WORK INSTRUCTIONS: Transcribe the records below exactly, leaving out any pictures.

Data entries
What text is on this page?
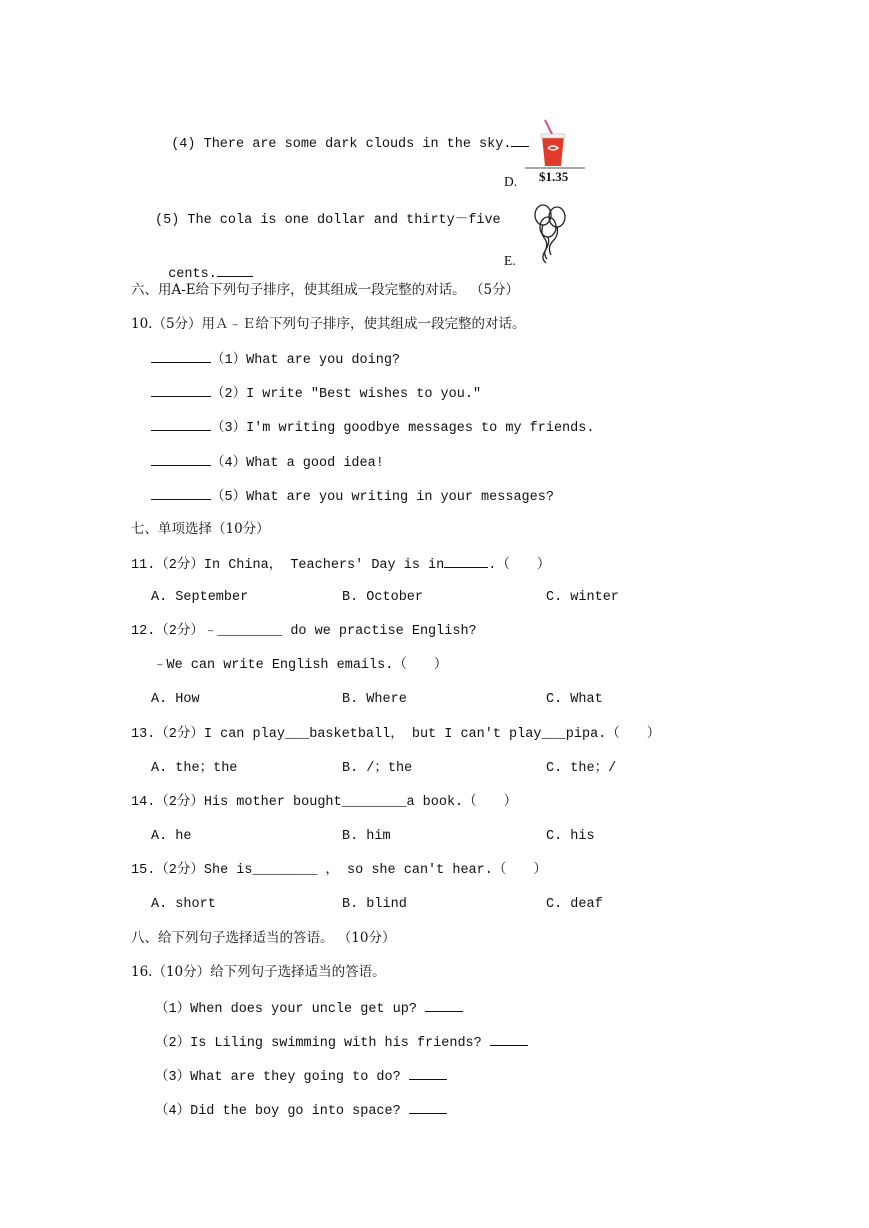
(4) There are some dark clouds in the sky.

$1.35
D.
(5) The cola is one dollar and thirty－five

cents.

E.
六、用A-E给下列句子排序，使其组成一段完整的对话。 （5分）
10.（5分）用Ａ﹣Ｅ给下列句子排序，使其组成一段完整的对话。
（1）What are you doing?
（2）I write "Best wishes to you."
（3）I'm writing goodbye messages to my friends.
（4）What a good idea!
（5）What are you writing in your messages?
七、单项选择（10分）
11.（2分）In China， Teachers' Day is in	.（　　）
A. September	B. October	C. winter
12.（2分）﹣________ do we practise English?
﹣We can write English emails.（　　）
A. How	B. Where	C. What
13.（2分）I can play___basketball， but I can't play___pipa.（　　）
A. the；the	B. /；the	C. the；/
14.（2分）His mother bought________a book.（　　）
A. he	B. him	C. his
15.（2分）She is________ ， so she can't hear.（　　）
A. short	B. blind	C. deaf
八、给下列句子选择适当的答语。 （10分）
16.（10分）给下列句子选择适当的答语。
（1）When does your uncle get up?
（2）Is Liling swimming with his friends?
（3）What are they going to do?
（4）Did the boy go into space?
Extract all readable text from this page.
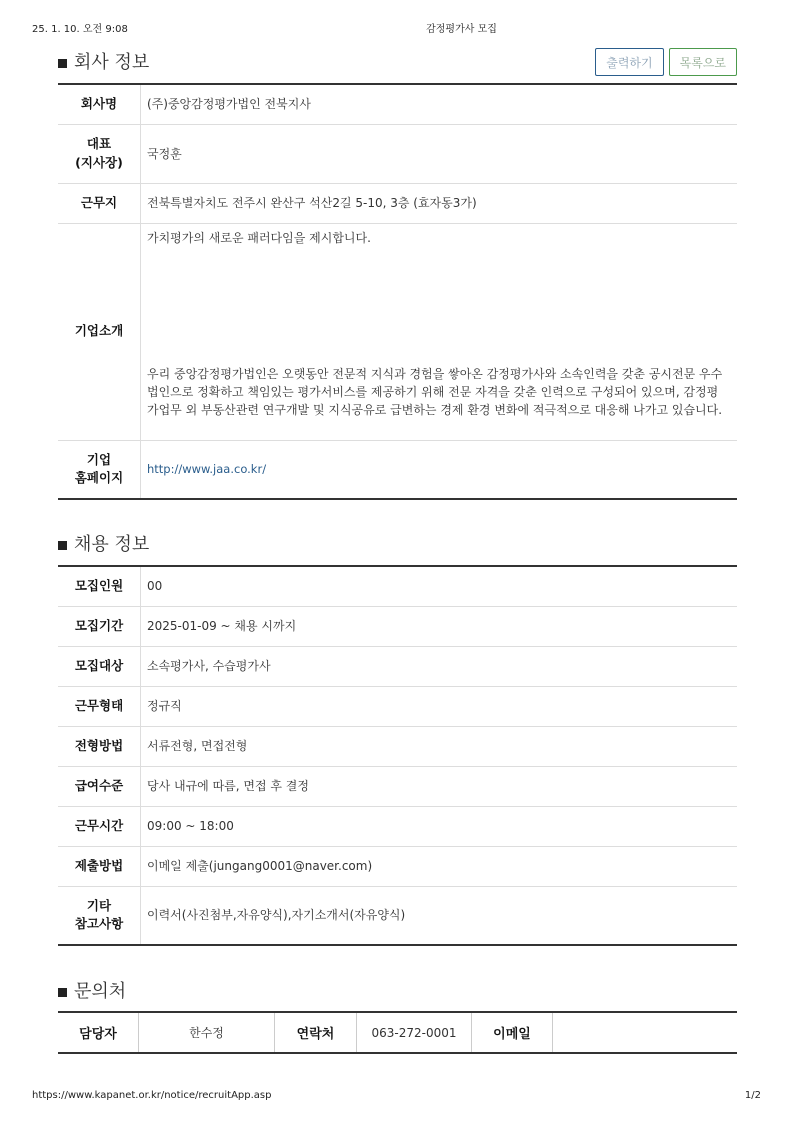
25. 1. 10. 오전 9:08	감정평가사 모집
회사 정보	출력하기	목록으로
회사명	(주)중앙감정평가법인 전북지사

대표
(지사장)	국정훈
근무지	전북특별자치도 전주시 완산구 석산2길 5-10, 3층 (효자동3가)
기업소개	가치평가의 새로운 패러다임을 제시합니다.
우리 중앙감정평가법인은 오랫동안 전문적 지식과 경험을 쌓아온 감정평가사와 소속인력을 갖춘 공시전문 우수법인으로 정확하고 책임있는 평가서비스를 제공하기 위해 전문 자격을 갖춘 인력으로 구성되어 있으며, 감정평가업무 외 부동산관련 연구개발 및 지식공유로 급변하는 경제 환경 변화에 적극적으로 대응해 나가고 있습니다.

기업
홈페이지	http://www.jaa.co.kr/
채용 정보
모집인원	00
모집기간	2025-01-09 ~ 채용 시까지
모집대상	소속평가사, 수습평가사
근무형태	정규직
전형방법	서류전형, 면접전형
급여수준	당사 내규에 따름, 면접 후 결정
근무시간	09:00 ~ 18:00
제출방법	이메일 제출(jungang0001@naver.com)

기타
참고사항	이력서(사진첨부,자유양식),자기소개서(자유양식)
문의처
담당자	한수정	연락처	063-272-0001	이메일	
https://www.kapanet.or.kr/notice/recruitApp.asp	1/2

EXERCISE SOLUTION:
What text is on this page?
(4) There are some dark clouds in the sky.

$1.35
D.
(5) The cola is one dollar and thirty－five

cents.

E.
六、用A-E给下列句子排序，使其组成一段完整的对话。 （5分）
10.（5分）用Ａ﹣Ｅ给下列句子排序，使其组成一段完整的对话。
（1）What are you doing?
（2）I write "Best wishes to you."
（3）I'm writing goodbye messages to my friends.
（4）What a good idea!
（5）What are you writing in your messages?
七、单项选择（10分）
11.（2分）In China， Teachers' Day is in	.（　　）
A. September	B. October	C. winter
12.（2分）﹣________ do we practise English?
﹣We can write English emails.（　　）
A. How	B. Where	C. What
13.（2分）I can play___basketball， but I can't play___pipa.（　　）
A. the；the	B. /；the	C. the；/
14.（2分）His mother bought________a book.（　　）
A. he	B. him	C. his
15.（2分）She is________ ， so she can't hear.（　　）
A. short	B. blind	C. deaf
八、给下列句子选择适当的答语。 （10分）
16.（10分）给下列句子选择适当的答语。
（1）When does your uncle get up?
（2）Is Liling swimming with his friends?
（3）What are they going to do?
（4）Did the boy go into space?
Extract all readable text from this page.
25. 1. 10. 오전 9:08	감정평가사 모집
회사 정보	출력하기	목록으로
회사명	(주)중앙감정평가법인 전북지사

대표
(지사장)	국정훈
근무지	전북특별자치도 전주시 완산구 석산2길 5-10, 3층 (효자동3가)
기업소개	가치평가의 새로운 패러다임을 제시합니다.
우리 중앙감정평가법인은 오랫동안 전문적 지식과 경험을 쌓아온 감정평가사와 소속인력을 갖춘 공시전문 우수법인으로 정확하고 책임있는 평가서비스를 제공하기 위해 전문 자격을 갖춘 인력으로 구성되어 있으며, 감정평가업무 외 부동산관련 연구개발 및 지식공유로 급변하는 경제 환경 변화에 적극적으로 대응해 나가고 있습니다.

기업
홈페이지	http://www.jaa.co.kr/
채용 정보
모집인원	00
모집기간	2025-01-09 ~ 채용 시까지
모집대상	소속평가사, 수습평가사
근무형태	정규직
전형방법	서류전형, 면접전형
급여수준	당사 내규에 따름, 면접 후 결정
근무시간	09:00 ~ 18:00
제출방법	이메일 제출(jungang0001@naver.com)

기타
참고사항	이력서(사진첨부,자유양식),자기소개서(자유양식)
문의처
담당자	한수정	연락처	063-272-0001	이메일	
https://www.kapanet.or.kr/notice/recruitApp.asp	1/2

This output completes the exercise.